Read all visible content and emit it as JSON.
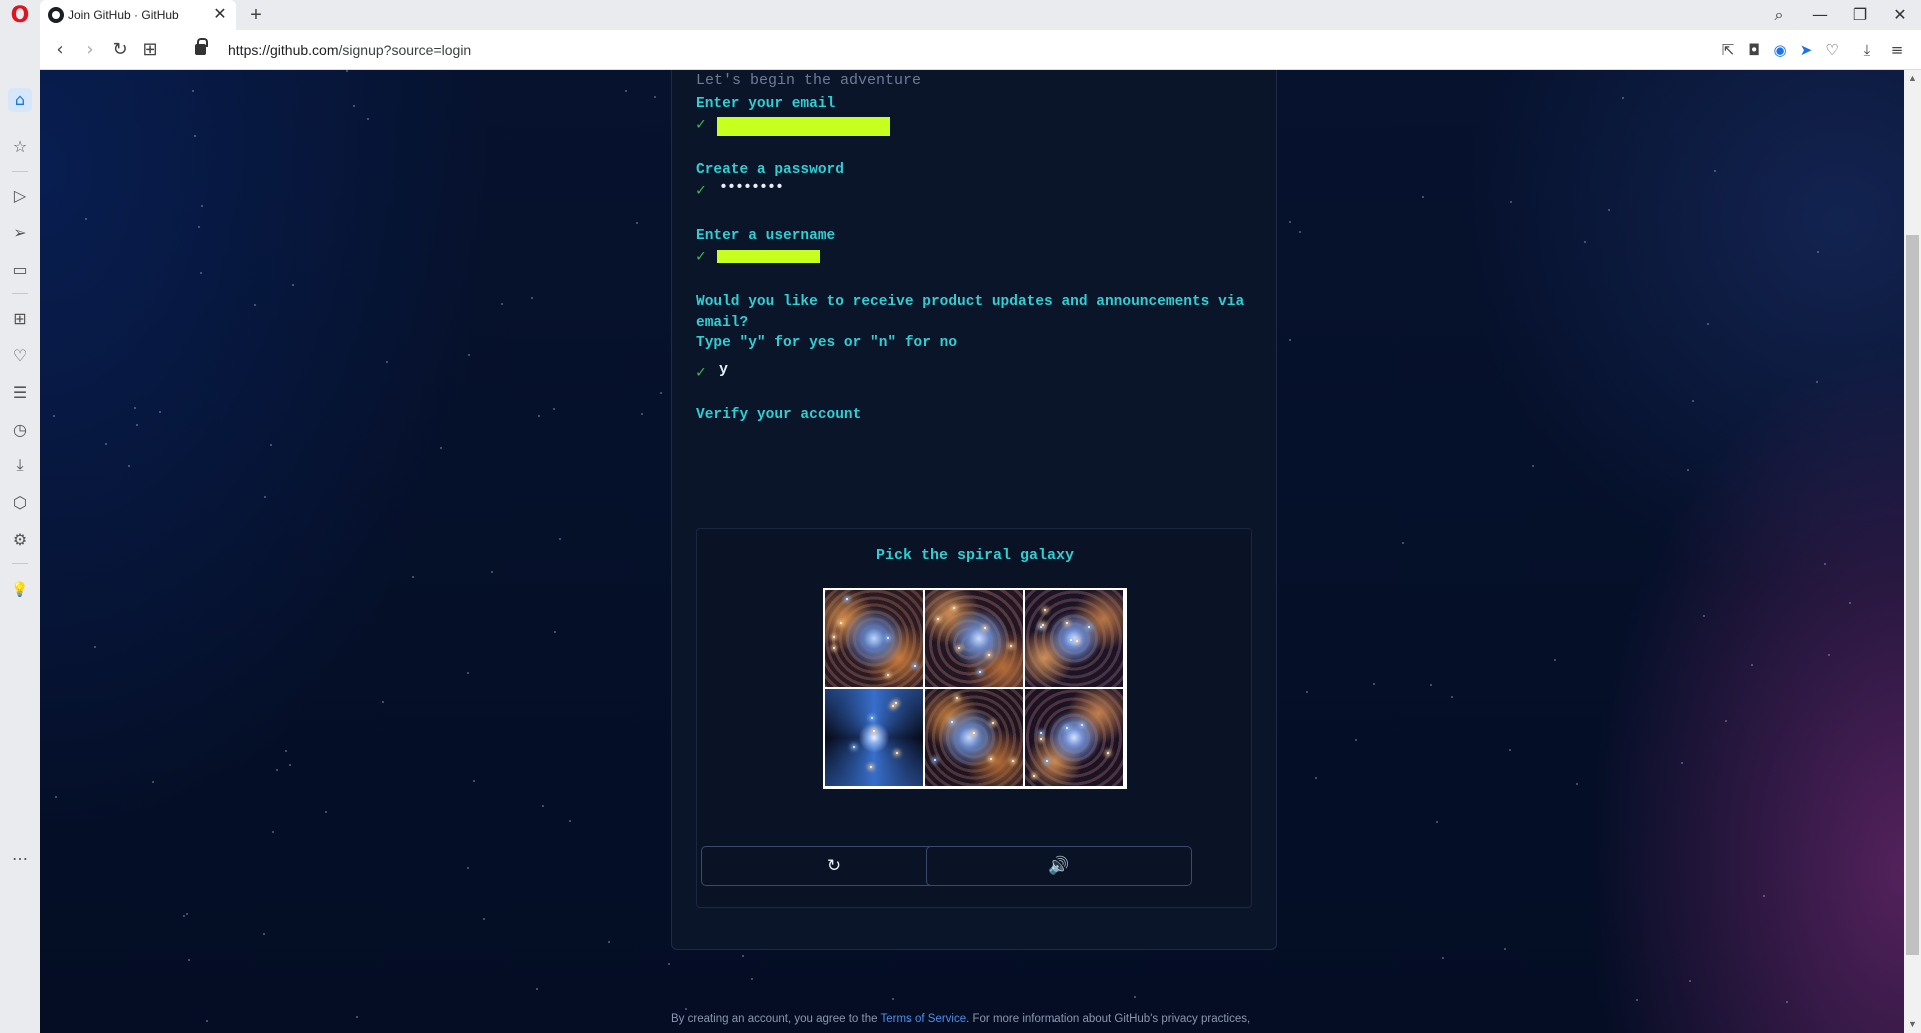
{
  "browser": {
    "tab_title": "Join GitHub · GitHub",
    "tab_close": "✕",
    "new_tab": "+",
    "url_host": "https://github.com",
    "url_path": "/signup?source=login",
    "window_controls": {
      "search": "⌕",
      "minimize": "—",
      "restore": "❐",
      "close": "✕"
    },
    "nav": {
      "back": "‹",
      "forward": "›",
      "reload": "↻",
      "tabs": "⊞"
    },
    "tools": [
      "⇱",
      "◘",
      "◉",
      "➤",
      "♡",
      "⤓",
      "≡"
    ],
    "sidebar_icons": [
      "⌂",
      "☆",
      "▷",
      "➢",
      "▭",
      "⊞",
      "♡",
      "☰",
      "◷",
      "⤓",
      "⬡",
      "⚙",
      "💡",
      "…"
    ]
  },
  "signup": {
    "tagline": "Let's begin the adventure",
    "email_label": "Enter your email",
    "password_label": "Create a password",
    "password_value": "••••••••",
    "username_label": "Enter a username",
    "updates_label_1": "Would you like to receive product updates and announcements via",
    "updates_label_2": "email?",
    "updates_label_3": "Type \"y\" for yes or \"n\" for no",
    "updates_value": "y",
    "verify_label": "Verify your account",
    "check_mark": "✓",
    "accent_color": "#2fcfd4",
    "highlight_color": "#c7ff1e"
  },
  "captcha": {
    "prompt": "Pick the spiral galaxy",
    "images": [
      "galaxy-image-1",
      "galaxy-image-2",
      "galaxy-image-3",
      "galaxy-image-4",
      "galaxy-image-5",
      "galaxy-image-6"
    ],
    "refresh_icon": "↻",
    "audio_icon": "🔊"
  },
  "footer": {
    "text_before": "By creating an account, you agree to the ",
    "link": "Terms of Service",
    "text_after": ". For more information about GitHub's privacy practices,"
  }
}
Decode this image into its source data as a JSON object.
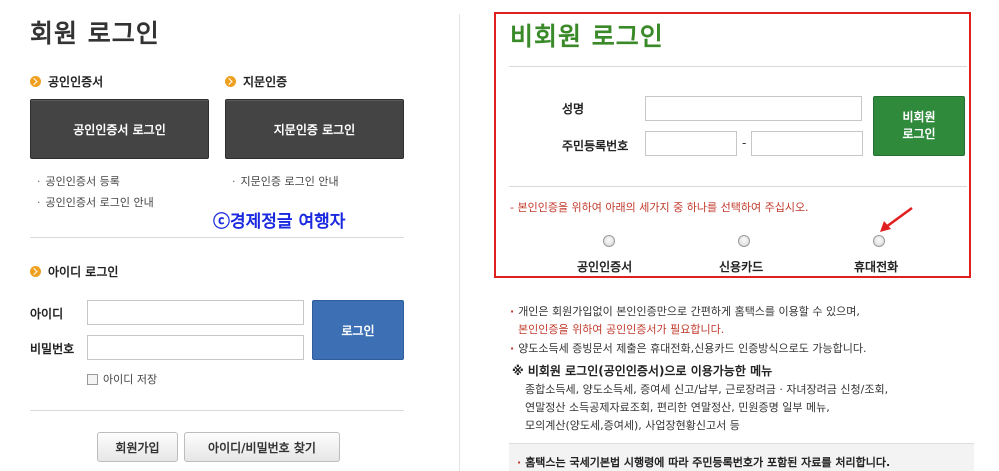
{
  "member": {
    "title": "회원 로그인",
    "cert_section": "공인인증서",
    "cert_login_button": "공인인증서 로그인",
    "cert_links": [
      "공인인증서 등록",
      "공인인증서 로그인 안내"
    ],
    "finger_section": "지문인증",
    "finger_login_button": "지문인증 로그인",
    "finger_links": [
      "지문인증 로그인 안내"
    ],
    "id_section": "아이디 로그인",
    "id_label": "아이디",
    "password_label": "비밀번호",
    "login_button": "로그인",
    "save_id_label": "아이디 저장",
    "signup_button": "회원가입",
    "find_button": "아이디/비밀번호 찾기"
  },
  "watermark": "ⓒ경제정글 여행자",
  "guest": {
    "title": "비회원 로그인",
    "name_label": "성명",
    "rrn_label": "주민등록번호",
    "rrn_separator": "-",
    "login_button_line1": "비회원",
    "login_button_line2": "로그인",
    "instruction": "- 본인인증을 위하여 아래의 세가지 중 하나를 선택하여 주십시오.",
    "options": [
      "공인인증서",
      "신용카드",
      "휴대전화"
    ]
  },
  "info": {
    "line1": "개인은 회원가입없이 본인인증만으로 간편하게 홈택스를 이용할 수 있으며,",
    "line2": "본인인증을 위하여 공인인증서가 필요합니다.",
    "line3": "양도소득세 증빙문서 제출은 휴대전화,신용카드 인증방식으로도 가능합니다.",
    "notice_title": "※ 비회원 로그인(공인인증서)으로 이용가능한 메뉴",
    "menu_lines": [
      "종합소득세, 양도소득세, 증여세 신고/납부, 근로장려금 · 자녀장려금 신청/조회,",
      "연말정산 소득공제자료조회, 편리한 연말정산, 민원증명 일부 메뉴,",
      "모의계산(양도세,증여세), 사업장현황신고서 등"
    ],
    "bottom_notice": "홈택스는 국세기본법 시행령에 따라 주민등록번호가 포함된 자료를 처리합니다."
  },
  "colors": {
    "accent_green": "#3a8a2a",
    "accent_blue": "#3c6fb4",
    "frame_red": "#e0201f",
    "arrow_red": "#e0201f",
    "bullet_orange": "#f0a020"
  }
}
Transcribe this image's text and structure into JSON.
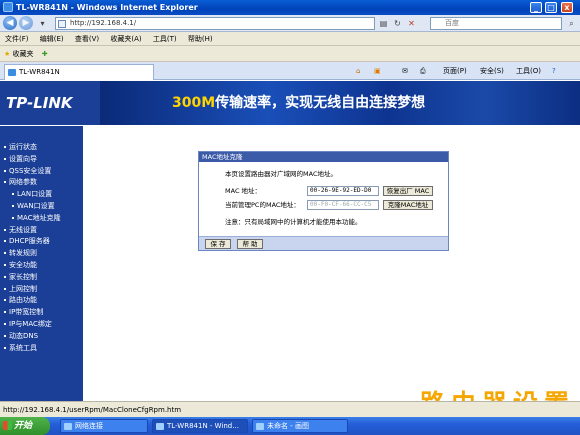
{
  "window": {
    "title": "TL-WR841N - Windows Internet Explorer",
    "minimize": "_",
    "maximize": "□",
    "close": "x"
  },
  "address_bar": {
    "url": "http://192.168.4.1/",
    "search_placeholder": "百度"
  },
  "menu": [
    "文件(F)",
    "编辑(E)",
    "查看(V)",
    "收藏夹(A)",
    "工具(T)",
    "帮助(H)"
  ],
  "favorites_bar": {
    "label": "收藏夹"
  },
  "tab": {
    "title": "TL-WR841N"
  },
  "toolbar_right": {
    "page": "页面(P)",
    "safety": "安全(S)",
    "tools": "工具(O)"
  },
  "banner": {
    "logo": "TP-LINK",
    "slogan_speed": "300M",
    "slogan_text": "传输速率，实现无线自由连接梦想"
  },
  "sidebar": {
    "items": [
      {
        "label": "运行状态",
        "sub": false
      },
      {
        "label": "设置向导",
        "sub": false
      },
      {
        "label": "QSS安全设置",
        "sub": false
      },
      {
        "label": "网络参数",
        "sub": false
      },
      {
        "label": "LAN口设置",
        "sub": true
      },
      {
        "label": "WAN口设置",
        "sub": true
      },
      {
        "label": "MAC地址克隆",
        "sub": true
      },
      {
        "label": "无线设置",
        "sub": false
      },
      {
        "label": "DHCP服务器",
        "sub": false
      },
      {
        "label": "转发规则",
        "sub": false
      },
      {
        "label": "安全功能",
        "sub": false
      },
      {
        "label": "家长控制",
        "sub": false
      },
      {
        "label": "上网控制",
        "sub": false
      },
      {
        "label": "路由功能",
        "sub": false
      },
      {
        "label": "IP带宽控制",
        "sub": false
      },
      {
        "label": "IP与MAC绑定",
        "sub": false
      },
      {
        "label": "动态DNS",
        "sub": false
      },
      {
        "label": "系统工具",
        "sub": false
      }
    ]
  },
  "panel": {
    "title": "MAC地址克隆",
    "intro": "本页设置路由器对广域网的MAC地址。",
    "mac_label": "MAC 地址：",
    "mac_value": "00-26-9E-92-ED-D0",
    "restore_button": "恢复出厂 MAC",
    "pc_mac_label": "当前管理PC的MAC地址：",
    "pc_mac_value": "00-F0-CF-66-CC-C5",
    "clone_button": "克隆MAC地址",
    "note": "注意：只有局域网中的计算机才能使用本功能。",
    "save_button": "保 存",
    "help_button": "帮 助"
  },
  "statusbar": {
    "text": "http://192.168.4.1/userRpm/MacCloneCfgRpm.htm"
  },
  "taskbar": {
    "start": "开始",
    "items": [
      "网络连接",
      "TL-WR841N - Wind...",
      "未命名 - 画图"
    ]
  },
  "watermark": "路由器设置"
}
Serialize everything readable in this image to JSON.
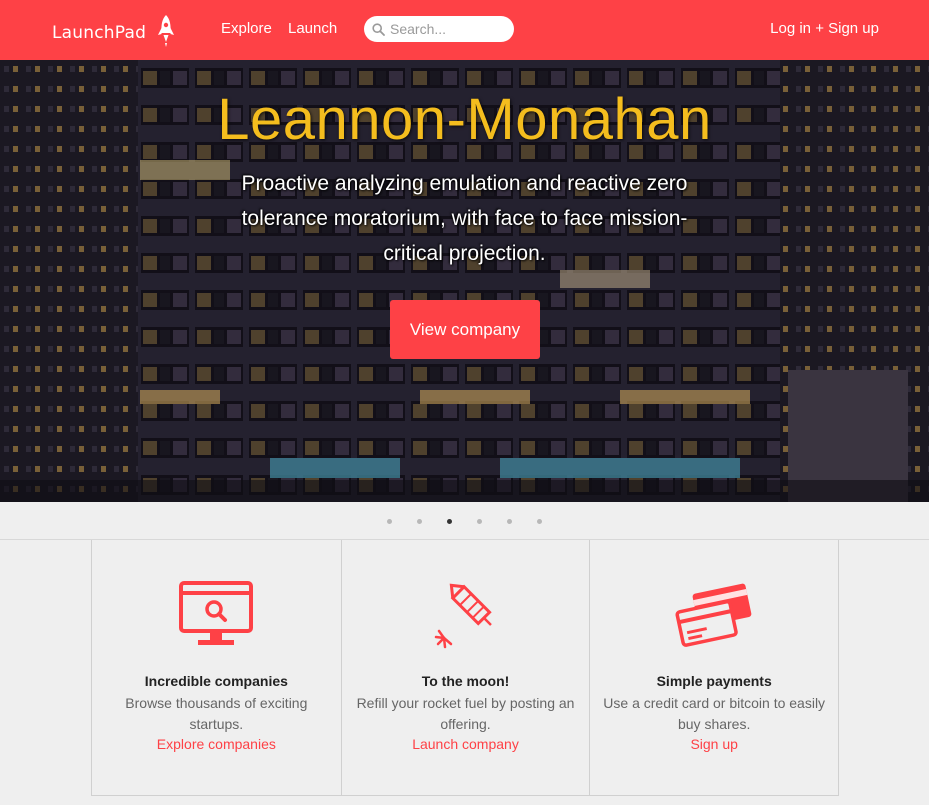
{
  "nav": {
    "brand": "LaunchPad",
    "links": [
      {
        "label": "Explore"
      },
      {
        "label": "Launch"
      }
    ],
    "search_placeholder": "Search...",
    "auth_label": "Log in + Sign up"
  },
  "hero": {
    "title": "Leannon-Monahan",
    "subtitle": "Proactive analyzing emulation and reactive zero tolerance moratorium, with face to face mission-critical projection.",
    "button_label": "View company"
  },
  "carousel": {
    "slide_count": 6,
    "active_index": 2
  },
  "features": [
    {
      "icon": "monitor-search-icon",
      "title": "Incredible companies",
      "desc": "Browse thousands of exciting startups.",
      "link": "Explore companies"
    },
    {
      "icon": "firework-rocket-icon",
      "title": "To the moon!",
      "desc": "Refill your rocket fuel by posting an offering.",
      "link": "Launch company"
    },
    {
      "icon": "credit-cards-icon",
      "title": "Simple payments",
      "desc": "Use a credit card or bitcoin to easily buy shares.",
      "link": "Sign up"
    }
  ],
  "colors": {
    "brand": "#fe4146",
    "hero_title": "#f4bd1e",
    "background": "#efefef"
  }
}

= = = =

- Work to complete:
Return each line of the data, keeping its wording exact and omitting pictures.

- Answer in full:
Read all visible content and emit it as JSON.
{
  "browser": {
    "tab_title": "Join GitHub · GitHub",
    "tab_close": "✕",
    "new_tab": "+",
    "url_host": "https://github.com",
    "url_path": "/signup?source=login",
    "window_controls": {
      "search": "⌕",
      "minimize": "—",
      "restore": "❐",
      "close": "✕"
    },
    "nav": {
      "back": "‹",
      "forward": "›",
      "reload": "↻",
      "tabs": "⊞"
    },
    "tools": [
      "⇱",
      "◘",
      "◉",
      "➤",
      "♡",
      "⤓",
      "≡"
    ],
    "sidebar_icons": [
      "⌂",
      "☆",
      "▷",
      "➢",
      "▭",
      "⊞",
      "♡",
      "☰",
      "◷",
      "⤓",
      "⬡",
      "⚙",
      "💡",
      "…"
    ]
  },
  "signup": {
    "tagline": "Let's begin the adventure",
    "email_label": "Enter your email",
    "password_label": "Create a password",
    "password_value": "••••••••",
    "username_label": "Enter a username",
    "updates_label_1": "Would you like to receive product updates and announcements via",
    "updates_label_2": "email?",
    "updates_label_3": "Type \"y\" for yes or \"n\" for no",
    "updates_value": "y",
    "verify_label": "Verify your account",
    "check_mark": "✓",
    "accent_color": "#2fcfd4",
    "highlight_color": "#c7ff1e"
  },
  "captcha": {
    "prompt": "Pick the spiral galaxy",
    "images": [
      "galaxy-image-1",
      "galaxy-image-2",
      "galaxy-image-3",
      "galaxy-image-4",
      "galaxy-image-5",
      "galaxy-image-6"
    ],
    "refresh_icon": "↻",
    "audio_icon": "🔊"
  },
  "footer": {
    "text_before": "By creating an account, you agree to the ",
    "link": "Terms of Service",
    "text_after": ". For more information about GitHub's privacy practices,"
  }
}
Decode this image into its source data as a JSON object.
{
  "member": {
    "title": "회원 로그인",
    "cert_section": "공인인증서",
    "cert_login_button": "공인인증서 로그인",
    "cert_links": [
      "공인인증서 등록",
      "공인인증서 로그인 안내"
    ],
    "finger_section": "지문인증",
    "finger_login_button": "지문인증 로그인",
    "finger_links": [
      "지문인증 로그인 안내"
    ],
    "id_section": "아이디 로그인",
    "id_label": "아이디",
    "password_label": "비밀번호",
    "login_button": "로그인",
    "save_id_label": "아이디 저장",
    "signup_button": "회원가입",
    "find_button": "아이디/비밀번호 찾기"
  },
  "watermark": "ⓒ경제정글 여행자",
  "guest": {
    "title": "비회원 로그인",
    "name_label": "성명",
    "rrn_label": "주민등록번호",
    "rrn_separator": "-",
    "login_button_line1": "비회원",
    "login_button_line2": "로그인",
    "instruction": "- 본인인증을 위하여 아래의 세가지 중 하나를 선택하여 주십시오.",
    "options": [
      "공인인증서",
      "신용카드",
      "휴대전화"
    ]
  },
  "info": {
    "line1": "개인은 회원가입없이 본인인증만으로 간편하게 홈택스를 이용할 수 있으며,",
    "line2": "본인인증을 위하여 공인인증서가 필요합니다.",
    "line3": "양도소득세 증빙문서 제출은 휴대전화,신용카드 인증방식으로도 가능합니다.",
    "notice_title": "※ 비회원 로그인(공인인증서)으로 이용가능한 메뉴",
    "menu_lines": [
      "종합소득세, 양도소득세, 증여세 신고/납부, 근로장려금 · 자녀장려금 신청/조회,",
      "연말정산 소득공제자료조회, 편리한 연말정산, 민원증명 일부 메뉴,",
      "모의계산(양도세,증여세), 사업장현황신고서 등"
    ],
    "bottom_notice": "홈택스는 국세기본법 시행령에 따라 주민등록번호가 포함된 자료를 처리합니다."
  },
  "colors": {
    "accent_green": "#3a8a2a",
    "accent_blue": "#3c6fb4",
    "frame_red": "#e0201f",
    "arrow_red": "#e0201f",
    "bullet_orange": "#f0a020"
  }
}
Transcribe this image's text and structure into JSON.
{
  "window": {
    "title": "TL-WR841N - Windows Internet Explorer",
    "minimize": "_",
    "maximize": "□",
    "close": "x"
  },
  "address_bar": {
    "url": "http://192.168.4.1/",
    "search_placeholder": "百度"
  },
  "menu": [
    "文件(F)",
    "编辑(E)",
    "查看(V)",
    "收藏夹(A)",
    "工具(T)",
    "帮助(H)"
  ],
  "favorites_bar": {
    "label": "收藏夹"
  },
  "tab": {
    "title": "TL-WR841N"
  },
  "toolbar_right": {
    "page": "页面(P)",
    "safety": "安全(S)",
    "tools": "工具(O)"
  },
  "banner": {
    "logo": "TP-LINK",
    "slogan_speed": "300M",
    "slogan_text": "传输速率，实现无线自由连接梦想"
  },
  "sidebar": {
    "items": [
      {
        "label": "运行状态",
        "sub": false
      },
      {
        "label": "设置向导",
        "sub": false
      },
      {
        "label": "QSS安全设置",
        "sub": false
      },
      {
        "label": "网络参数",
        "sub": false
      },
      {
        "label": "LAN口设置",
        "sub": true
      },
      {
        "label": "WAN口设置",
        "sub": true
      },
      {
        "label": "MAC地址克隆",
        "sub": true
      },
      {
        "label": "无线设置",
        "sub": false
      },
      {
        "label": "DHCP服务器",
        "sub": false
      },
      {
        "label": "转发规则",
        "sub": false
      },
      {
        "label": "安全功能",
        "sub": false
      },
      {
        "label": "家长控制",
        "sub": false
      },
      {
        "label": "上网控制",
        "sub": false
      },
      {
        "label": "路由功能",
        "sub": false
      },
      {
        "label": "IP带宽控制",
        "sub": false
      },
      {
        "label": "IP与MAC绑定",
        "sub": false
      },
      {
        "label": "动态DNS",
        "sub": false
      },
      {
        "label": "系统工具",
        "sub": false
      }
    ]
  },
  "panel": {
    "title": "MAC地址克隆",
    "intro": "本页设置路由器对广域网的MAC地址。",
    "mac_label": "MAC 地址：",
    "mac_value": "00-26-9E-92-ED-D0",
    "restore_button": "恢复出厂 MAC",
    "pc_mac_label": "当前管理PC的MAC地址：",
    "pc_mac_value": "00-F0-CF-66-CC-C5",
    "clone_button": "克隆MAC地址",
    "note": "注意：只有局域网中的计算机才能使用本功能。",
    "save_button": "保 存",
    "help_button": "帮 助"
  },
  "statusbar": {
    "text": "http://192.168.4.1/userRpm/MacCloneCfgRpm.htm"
  },
  "taskbar": {
    "start": "开始",
    "items": [
      "网络连接",
      "TL-WR841N - Wind...",
      "未命名 - 画图"
    ]
  },
  "watermark": "路由器设置"
}
Serialize everything readable in this image to JSON.
{
  "nav": {
    "brand": "LaunchPad",
    "links": [
      {
        "label": "Explore"
      },
      {
        "label": "Launch"
      }
    ],
    "search_placeholder": "Search...",
    "auth_label": "Log in + Sign up"
  },
  "hero": {
    "title": "Leannon-Monahan",
    "subtitle": "Proactive analyzing emulation and reactive zero tolerance moratorium, with face to face mission-critical projection.",
    "button_label": "View company"
  },
  "carousel": {
    "slide_count": 6,
    "active_index": 2
  },
  "features": [
    {
      "icon": "monitor-search-icon",
      "title": "Incredible companies",
      "desc": "Browse thousands of exciting startups.",
      "link": "Explore companies"
    },
    {
      "icon": "firework-rocket-icon",
      "title": "To the moon!",
      "desc": "Refill your rocket fuel by posting an offering.",
      "link": "Launch company"
    },
    {
      "icon": "credit-cards-icon",
      "title": "Simple payments",
      "desc": "Use a credit card or bitcoin to easily buy shares.",
      "link": "Sign up"
    }
  ],
  "colors": {
    "brand": "#fe4146",
    "hero_title": "#f4bd1e",
    "background": "#efefef"
  }
}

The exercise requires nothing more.